▶ _EXERCISE PROMPT_
Reproduce each line exactly. Skip none.

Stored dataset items
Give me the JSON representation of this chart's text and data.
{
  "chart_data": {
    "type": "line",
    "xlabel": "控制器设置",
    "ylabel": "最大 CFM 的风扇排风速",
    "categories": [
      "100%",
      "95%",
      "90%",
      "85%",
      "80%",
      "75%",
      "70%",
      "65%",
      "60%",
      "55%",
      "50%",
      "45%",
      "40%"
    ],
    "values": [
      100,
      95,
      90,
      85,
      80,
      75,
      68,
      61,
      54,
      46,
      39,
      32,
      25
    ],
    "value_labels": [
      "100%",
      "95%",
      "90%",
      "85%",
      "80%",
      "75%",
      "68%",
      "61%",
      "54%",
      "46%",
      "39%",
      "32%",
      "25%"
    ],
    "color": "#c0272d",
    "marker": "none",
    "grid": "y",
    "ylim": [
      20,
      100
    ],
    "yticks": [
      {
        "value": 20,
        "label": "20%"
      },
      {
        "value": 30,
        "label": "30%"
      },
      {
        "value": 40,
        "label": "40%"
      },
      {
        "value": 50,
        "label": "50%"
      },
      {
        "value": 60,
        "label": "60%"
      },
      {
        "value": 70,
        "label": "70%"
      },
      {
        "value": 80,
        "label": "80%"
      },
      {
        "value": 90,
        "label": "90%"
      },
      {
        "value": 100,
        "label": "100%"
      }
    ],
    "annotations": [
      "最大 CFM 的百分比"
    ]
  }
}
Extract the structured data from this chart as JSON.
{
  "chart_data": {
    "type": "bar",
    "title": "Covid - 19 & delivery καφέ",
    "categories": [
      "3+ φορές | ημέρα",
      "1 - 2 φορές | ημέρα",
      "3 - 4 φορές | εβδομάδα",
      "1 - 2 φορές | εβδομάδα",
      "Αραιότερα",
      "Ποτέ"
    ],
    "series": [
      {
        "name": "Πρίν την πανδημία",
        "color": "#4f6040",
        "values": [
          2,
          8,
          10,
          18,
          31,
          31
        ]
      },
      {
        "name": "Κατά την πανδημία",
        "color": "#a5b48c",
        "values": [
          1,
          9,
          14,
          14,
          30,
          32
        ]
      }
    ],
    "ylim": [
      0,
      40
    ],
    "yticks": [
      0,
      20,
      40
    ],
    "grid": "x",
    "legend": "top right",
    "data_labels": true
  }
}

▶ _RESPONSE TO THIS TASK_
Give me the JSON representation of this chart's text and data.
{
  "chart_data": {
    "type": "line",
    "xlabel": "控制器设置",
    "ylabel": "最大 CFM 的风扇排风速",
    "categories": [
      "100%",
      "95%",
      "90%",
      "85%",
      "80%",
      "75%",
      "70%",
      "65%",
      "60%",
      "55%",
      "50%",
      "45%",
      "40%"
    ],
    "values": [
      100,
      95,
      90,
      85,
      80,
      75,
      68,
      61,
      54,
      46,
      39,
      32,
      25
    ],
    "value_labels": [
      "100%",
      "95%",
      "90%",
      "85%",
      "80%",
      "75%",
      "68%",
      "61%",
      "54%",
      "46%",
      "39%",
      "32%",
      "25%"
    ],
    "color": "#c0272d",
    "marker": "none",
    "grid": "y",
    "ylim": [
      20,
      100
    ],
    "yticks": [
      {
        "value": 20,
        "label": "20%"
      },
      {
        "value": 30,
        "label": "30%"
      },
      {
        "value": 40,
        "label": "40%"
      },
      {
        "value": 50,
        "label": "50%"
      },
      {
        "value": 60,
        "label": "60%"
      },
      {
        "value": 70,
        "label": "70%"
      },
      {
        "value": 80,
        "label": "80%"
      },
      {
        "value": 90,
        "label": "90%"
      },
      {
        "value": 100,
        "label": "100%"
      }
    ],
    "annotations": [
      "最大 CFM 的百分比"
    ]
  }
}
Extract the structured data from this chart as JSON.
{
  "chart_data": {
    "type": "bar",
    "title": "Covid - 19 & delivery καφέ",
    "categories": [
      "3+ φορές | ημέρα",
      "1 - 2 φορές | ημέρα",
      "3 - 4 φορές | εβδομάδα",
      "1 - 2 φορές | εβδομάδα",
      "Αραιότερα",
      "Ποτέ"
    ],
    "series": [
      {
        "name": "Πρίν την πανδημία",
        "color": "#4f6040",
        "values": [
          2,
          8,
          10,
          18,
          31,
          31
        ]
      },
      {
        "name": "Κατά την πανδημία",
        "color": "#a5b48c",
        "values": [
          1,
          9,
          14,
          14,
          30,
          32
        ]
      }
    ],
    "ylim": [
      0,
      40
    ],
    "yticks": [
      0,
      20,
      40
    ],
    "grid": "x",
    "legend": "top right",
    "data_labels": true
  }
}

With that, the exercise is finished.